THE INPUT:
** Start **
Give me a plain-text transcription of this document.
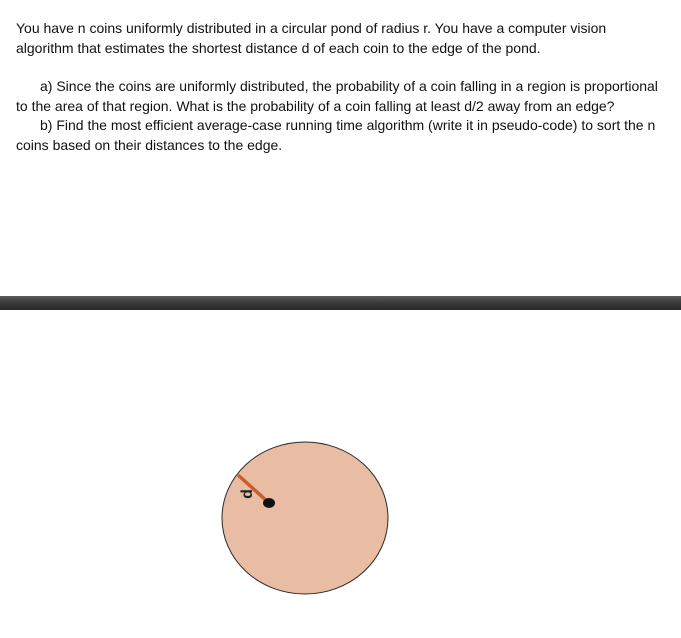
You have n coins uniformly distributed in a circular pond of radius r. You have a computer vision algorithm that estimates the shortest distance d of each coin to the edge of the pond.

a) Since the coins are uniformly distributed, the probability of a coin falling in a region is proportional to the area of that region. What is the probability of a coin falling at least d/2 away from an edge?

b) Find the most efficient average-case running time algorithm (write it in pseudo-code) to sort the n coins based on their distances to the edge.

d
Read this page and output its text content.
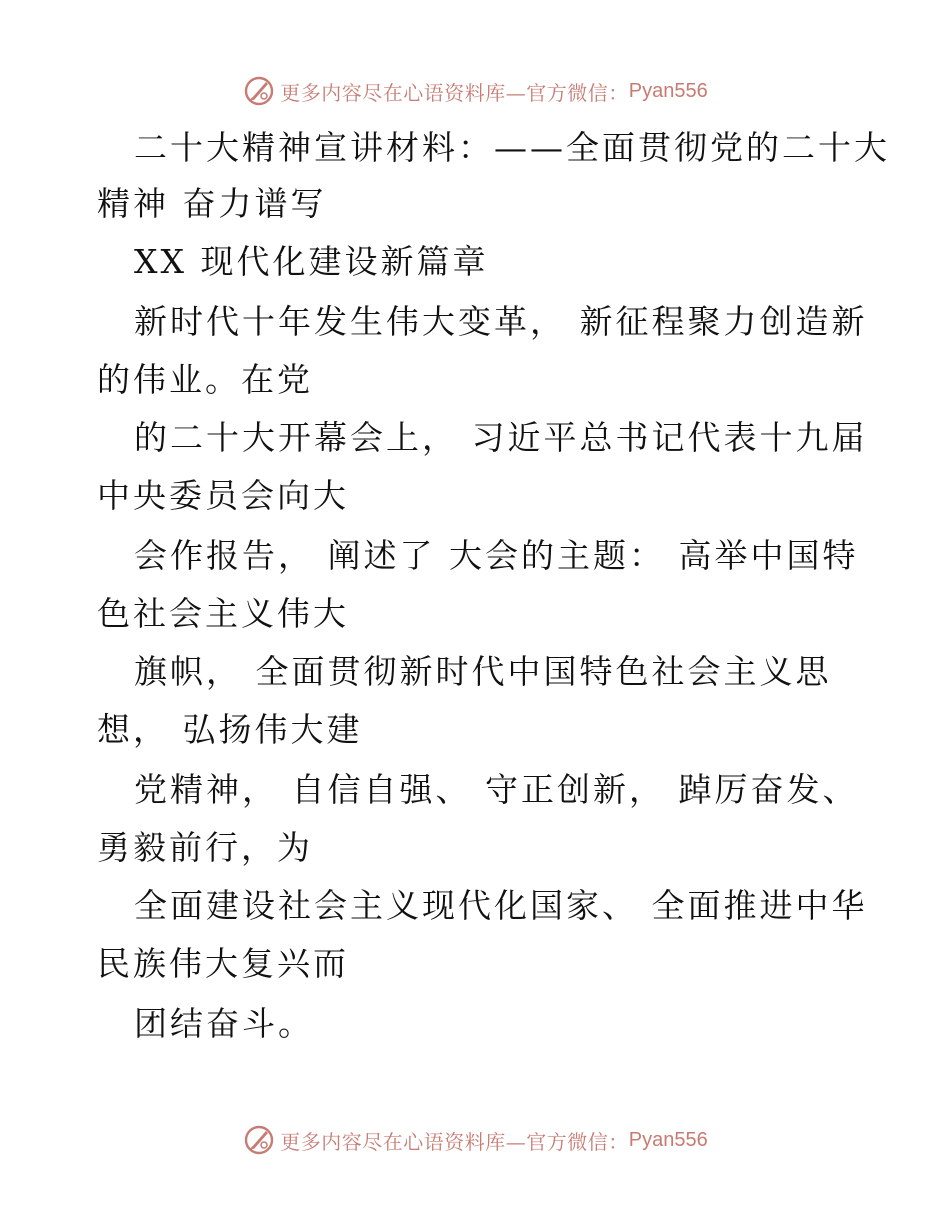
更多内容尽在心语资料库—官方微信： Pyan556
二十大精神宣讲材料：——全面贯彻党的二十大
精神 奋力谱写
XX 现代化建设新篇章
新时代十年发生伟大变革， 新征程聚力创造新
的伟业。在党
的二十大开幕会上， 习近平总书记代表十九届
中央委员会向大
会作报告， 阐述了 大会的主题： 高举中国特
色社会主义伟大
旗帜， 全面贯彻新时代中国特色社会主义思
想， 弘扬伟大建
党精神， 自信自强、 守正创新， 踔厉奋发、
勇毅前行，为
全面建设社会主义现代化国家、 全面推进中华
民族伟大复兴而
团结奋斗。
更多内容尽在心语资料库—官方微信： Pyan556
** End **
THE REQUEST: Using the data above, print every line exactly, omitting pictures.

SOLUTION FOR THIS PROBLEM:
Give me a plain-text transcription of this document.
You have n coins uniformly distributed in a circular pond of radius r. You have a computer vision algorithm that estimates the shortest distance d of each coin to the edge of the pond.

a) Since the coins are uniformly distributed, the probability of a coin falling in a region is proportional to the area of that region. What is the probability of a coin falling at least d/2 away from an edge?

b) Find the most efficient average-case running time algorithm (write it in pseudo-code) to sort the n coins based on their distances to the edge.

d
Read this page and output its text content.
更多内容尽在心语资料库—官方微信： Pyan556
二十大精神宣讲材料：——全面贯彻党的二十大
精神 奋力谱写
XX 现代化建设新篇章
新时代十年发生伟大变革， 新征程聚力创造新
的伟业。在党
的二十大开幕会上， 习近平总书记代表十九届
中央委员会向大
会作报告， 阐述了 大会的主题： 高举中国特
色社会主义伟大
旗帜， 全面贯彻新时代中国特色社会主义思
想， 弘扬伟大建
党精神， 自信自强、 守正创新， 踔厉奋发、
勇毅前行，为
全面建设社会主义现代化国家、 全面推进中华
民族伟大复兴而
团结奋斗。
更多内容尽在心语资料库—官方微信： Pyan556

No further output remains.